What the exercise asks: Determine how many lines include the string "using". Output that number only.

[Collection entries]
________________________
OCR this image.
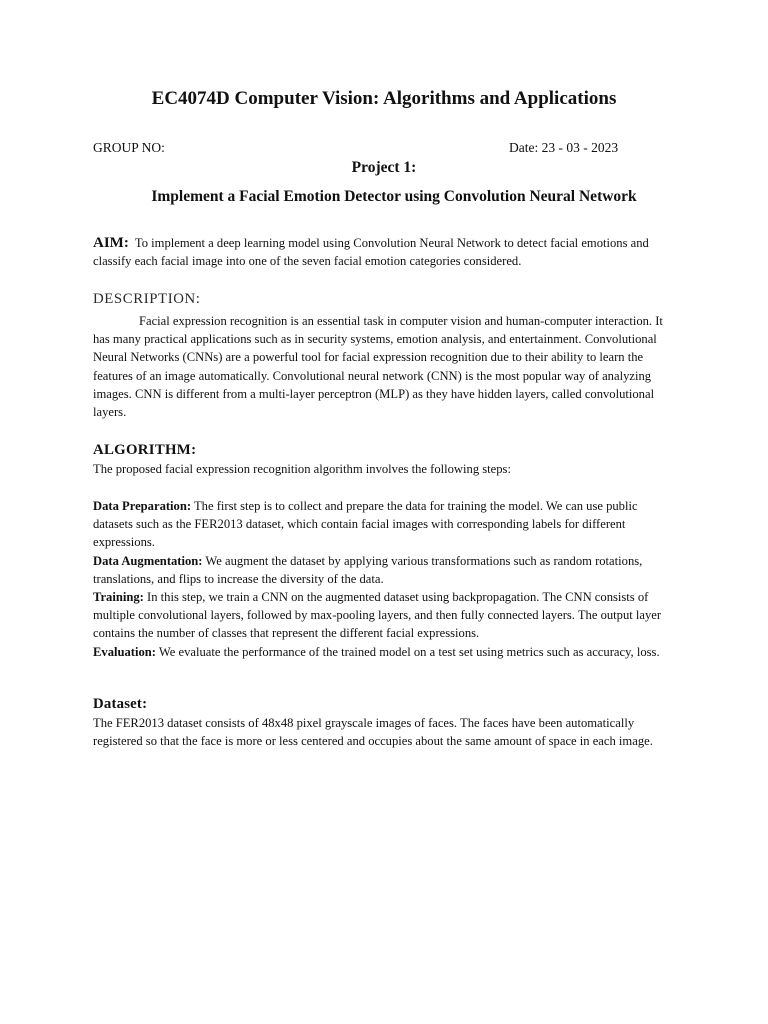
EC4074D Computer Vision: Algorithms and Applications
GROUP NO:	Date: 23 - 03 - 2023
Project 1:
Implement a Facial Emotion Detector using Convolution Neural Network
AIM: To implement a deep learning model using Convolution Neural Network to detect facial emotions and classify each facial image into one of the seven facial emotion categories considered.
DESCRIPTION:
Facial expression recognition is an essential task in computer vision and human-computer interaction. It has many practical applications such as in security systems, emotion analysis, and entertainment. Convolutional Neural Networks (CNNs) are a powerful tool for facial expression recognition due to their ability to learn the features of an image automatically. Convolutional neural network (CNN) is the most popular way of analyzing images. CNN is different from a multi-layer perceptron (MLP) as they have hidden layers, called convolutional layers.
ALGORITHM:
The proposed facial expression recognition algorithm involves the following steps:
Data Preparation: The first step is to collect and prepare the data for training the model. We can use public datasets such as the FER2013 dataset, which contain facial images with corresponding labels for different expressions.
Data Augmentation: We augment the dataset by applying various transformations such as random rotations, translations, and flips to increase the diversity of the data.
Training: In this step, we train a CNN on the augmented dataset using backpropagation. The CNN consists of multiple convolutional layers, followed by max-pooling layers, and then fully connected layers. The output layer contains the number of classes that represent the different facial expressions.
Evaluation: We evaluate the performance of the trained model on a test set using metrics such as accuracy, loss.
Dataset:
The FER2013 dataset consists of 48x48 pixel grayscale images of faces. The faces have been automatically registered so that the face is more or less centered and occupies about the same amount of space in each image.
________________________
Solution below: 4